Chart and figure data:

-- begin --

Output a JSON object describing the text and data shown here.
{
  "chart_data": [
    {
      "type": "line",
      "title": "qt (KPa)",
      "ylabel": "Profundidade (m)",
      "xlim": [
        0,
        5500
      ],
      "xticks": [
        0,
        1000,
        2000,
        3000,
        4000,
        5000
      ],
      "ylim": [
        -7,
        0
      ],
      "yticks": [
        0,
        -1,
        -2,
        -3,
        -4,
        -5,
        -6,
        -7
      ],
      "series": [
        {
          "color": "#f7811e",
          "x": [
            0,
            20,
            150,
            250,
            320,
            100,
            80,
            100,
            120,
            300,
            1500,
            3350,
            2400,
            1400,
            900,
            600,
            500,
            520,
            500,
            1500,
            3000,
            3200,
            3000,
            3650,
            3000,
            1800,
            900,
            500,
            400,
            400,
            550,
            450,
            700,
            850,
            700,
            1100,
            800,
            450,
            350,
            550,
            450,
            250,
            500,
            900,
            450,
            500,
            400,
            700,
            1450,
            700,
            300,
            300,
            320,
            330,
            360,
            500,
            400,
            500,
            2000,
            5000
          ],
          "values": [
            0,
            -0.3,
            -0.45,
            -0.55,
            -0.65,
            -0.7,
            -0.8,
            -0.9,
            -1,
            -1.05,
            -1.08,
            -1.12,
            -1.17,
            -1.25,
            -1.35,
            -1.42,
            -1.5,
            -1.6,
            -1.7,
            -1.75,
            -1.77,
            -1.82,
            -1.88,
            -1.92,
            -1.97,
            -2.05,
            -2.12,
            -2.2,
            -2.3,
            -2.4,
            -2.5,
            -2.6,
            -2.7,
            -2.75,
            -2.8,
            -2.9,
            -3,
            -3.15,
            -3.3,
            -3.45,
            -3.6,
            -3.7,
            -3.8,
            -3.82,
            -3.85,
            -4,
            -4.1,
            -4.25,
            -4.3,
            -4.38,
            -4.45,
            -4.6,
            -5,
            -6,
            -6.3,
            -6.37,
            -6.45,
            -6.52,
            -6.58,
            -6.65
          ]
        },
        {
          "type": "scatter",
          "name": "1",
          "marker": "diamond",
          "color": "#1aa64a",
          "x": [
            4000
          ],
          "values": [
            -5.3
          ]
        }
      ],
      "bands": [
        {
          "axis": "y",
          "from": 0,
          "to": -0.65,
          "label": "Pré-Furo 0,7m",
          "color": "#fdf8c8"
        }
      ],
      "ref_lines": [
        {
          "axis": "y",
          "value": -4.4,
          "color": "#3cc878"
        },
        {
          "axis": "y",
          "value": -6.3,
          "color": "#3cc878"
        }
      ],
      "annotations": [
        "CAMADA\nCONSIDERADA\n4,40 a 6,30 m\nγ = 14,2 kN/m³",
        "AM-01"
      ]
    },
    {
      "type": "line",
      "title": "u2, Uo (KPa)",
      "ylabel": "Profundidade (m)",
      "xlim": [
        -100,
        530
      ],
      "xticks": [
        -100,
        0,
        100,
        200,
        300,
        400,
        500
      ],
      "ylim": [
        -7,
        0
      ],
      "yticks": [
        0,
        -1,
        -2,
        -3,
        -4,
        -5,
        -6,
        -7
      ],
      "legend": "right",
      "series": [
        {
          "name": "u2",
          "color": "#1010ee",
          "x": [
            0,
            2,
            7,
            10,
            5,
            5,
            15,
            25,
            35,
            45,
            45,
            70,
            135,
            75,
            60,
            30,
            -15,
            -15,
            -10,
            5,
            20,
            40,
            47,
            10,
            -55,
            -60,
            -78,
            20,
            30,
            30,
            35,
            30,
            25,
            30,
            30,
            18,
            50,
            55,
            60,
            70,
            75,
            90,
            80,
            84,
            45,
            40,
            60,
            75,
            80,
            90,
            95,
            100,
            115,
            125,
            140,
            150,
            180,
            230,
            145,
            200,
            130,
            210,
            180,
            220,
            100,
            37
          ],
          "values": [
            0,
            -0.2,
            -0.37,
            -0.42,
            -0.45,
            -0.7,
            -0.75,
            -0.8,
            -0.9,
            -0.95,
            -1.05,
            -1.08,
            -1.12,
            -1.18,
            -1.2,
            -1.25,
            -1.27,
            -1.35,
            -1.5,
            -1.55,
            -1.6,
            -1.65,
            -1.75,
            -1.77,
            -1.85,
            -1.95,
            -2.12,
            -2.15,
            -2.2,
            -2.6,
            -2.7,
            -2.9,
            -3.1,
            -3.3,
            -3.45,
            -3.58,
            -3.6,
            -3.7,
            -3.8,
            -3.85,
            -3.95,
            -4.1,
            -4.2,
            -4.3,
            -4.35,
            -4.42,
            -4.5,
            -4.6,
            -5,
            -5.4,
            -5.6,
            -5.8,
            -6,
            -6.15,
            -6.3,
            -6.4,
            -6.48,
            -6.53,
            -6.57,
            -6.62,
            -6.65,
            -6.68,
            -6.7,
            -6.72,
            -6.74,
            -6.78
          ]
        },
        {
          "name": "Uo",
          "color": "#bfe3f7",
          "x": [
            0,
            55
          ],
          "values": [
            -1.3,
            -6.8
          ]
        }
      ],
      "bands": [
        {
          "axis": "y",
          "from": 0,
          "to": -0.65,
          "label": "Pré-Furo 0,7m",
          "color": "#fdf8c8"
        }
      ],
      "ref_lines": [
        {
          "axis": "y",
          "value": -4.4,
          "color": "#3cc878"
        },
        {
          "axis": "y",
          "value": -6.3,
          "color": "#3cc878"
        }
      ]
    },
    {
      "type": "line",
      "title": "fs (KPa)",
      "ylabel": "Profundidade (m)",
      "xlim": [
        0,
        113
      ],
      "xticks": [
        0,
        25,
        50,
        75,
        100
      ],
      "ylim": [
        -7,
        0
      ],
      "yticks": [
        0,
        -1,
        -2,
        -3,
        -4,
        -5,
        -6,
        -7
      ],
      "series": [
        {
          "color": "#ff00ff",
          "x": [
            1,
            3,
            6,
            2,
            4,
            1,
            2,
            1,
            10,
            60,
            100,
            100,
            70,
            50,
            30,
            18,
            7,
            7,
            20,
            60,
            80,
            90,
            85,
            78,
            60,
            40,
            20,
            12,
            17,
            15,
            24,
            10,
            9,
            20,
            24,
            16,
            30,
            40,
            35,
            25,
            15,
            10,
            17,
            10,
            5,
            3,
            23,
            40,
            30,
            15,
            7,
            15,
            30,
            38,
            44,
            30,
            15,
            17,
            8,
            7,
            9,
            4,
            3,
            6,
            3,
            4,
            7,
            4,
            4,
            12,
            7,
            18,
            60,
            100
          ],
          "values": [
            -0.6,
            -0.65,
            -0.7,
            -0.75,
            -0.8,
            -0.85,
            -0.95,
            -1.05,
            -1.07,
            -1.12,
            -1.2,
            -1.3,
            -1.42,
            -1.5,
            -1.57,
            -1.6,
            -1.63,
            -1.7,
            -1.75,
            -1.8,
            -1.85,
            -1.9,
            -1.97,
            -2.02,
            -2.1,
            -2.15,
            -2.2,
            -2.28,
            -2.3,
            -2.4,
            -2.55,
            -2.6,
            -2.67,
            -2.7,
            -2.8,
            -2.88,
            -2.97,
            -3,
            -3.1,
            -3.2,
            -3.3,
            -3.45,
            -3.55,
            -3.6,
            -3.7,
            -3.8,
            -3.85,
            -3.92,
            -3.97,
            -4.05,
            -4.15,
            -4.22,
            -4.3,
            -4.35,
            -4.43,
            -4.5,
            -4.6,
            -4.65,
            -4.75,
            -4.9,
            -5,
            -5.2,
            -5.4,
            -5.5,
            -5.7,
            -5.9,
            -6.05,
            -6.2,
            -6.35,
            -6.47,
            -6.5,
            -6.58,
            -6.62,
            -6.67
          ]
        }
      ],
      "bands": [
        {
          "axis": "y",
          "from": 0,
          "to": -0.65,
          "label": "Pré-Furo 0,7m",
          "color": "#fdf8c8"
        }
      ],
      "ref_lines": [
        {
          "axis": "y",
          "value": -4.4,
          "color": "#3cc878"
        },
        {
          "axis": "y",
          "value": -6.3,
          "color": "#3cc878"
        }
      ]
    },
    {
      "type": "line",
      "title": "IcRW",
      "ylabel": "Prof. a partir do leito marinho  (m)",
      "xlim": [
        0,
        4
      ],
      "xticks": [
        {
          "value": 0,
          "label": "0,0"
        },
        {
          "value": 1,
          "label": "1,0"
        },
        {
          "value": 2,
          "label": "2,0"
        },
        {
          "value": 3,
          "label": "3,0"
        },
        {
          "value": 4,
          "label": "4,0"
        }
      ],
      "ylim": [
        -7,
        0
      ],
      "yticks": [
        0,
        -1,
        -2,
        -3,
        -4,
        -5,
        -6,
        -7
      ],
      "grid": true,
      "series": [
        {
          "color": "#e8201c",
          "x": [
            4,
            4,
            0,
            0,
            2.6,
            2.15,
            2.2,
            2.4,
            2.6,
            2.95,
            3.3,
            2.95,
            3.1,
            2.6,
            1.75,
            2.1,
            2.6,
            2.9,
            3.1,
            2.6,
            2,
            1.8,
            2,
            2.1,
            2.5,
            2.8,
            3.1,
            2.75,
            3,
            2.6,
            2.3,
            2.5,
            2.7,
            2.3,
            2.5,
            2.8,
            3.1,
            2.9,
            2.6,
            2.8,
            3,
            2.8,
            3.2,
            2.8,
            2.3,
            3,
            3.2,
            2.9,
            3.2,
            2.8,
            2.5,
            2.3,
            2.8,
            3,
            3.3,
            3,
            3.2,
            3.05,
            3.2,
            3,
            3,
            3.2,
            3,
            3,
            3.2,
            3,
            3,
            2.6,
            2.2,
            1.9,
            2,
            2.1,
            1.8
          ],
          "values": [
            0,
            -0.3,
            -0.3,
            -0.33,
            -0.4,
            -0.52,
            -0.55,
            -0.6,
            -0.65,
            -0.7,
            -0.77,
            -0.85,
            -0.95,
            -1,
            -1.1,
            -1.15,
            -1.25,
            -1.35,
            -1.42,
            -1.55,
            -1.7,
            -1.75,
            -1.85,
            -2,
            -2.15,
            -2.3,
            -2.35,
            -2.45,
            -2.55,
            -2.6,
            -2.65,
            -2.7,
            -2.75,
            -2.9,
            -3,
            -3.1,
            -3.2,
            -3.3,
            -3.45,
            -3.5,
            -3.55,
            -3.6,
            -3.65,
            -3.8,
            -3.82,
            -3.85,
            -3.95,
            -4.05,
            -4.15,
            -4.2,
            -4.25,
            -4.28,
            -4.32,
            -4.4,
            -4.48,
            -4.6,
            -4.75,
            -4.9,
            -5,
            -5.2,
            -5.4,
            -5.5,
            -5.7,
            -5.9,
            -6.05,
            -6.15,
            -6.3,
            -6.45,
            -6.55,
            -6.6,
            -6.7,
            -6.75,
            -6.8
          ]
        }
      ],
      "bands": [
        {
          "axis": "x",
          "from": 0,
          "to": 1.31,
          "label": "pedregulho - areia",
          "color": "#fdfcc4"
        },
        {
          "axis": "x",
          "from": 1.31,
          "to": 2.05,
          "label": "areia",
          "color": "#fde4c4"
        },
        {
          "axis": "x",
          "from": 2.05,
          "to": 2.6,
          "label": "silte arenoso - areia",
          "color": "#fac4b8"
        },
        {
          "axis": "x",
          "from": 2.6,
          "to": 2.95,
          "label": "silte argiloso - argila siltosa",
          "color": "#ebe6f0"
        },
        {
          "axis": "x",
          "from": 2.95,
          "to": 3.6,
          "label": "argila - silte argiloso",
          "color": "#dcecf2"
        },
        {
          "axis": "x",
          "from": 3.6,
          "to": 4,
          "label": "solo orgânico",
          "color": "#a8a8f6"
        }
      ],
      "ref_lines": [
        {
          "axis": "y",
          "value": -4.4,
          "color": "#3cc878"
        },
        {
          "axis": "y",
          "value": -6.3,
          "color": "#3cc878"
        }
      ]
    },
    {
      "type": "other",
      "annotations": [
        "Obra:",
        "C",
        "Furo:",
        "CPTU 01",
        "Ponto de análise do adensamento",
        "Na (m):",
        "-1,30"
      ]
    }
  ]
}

-- end --

Work out how many lines in the records above contain the word "argiloso", and give only that number.

2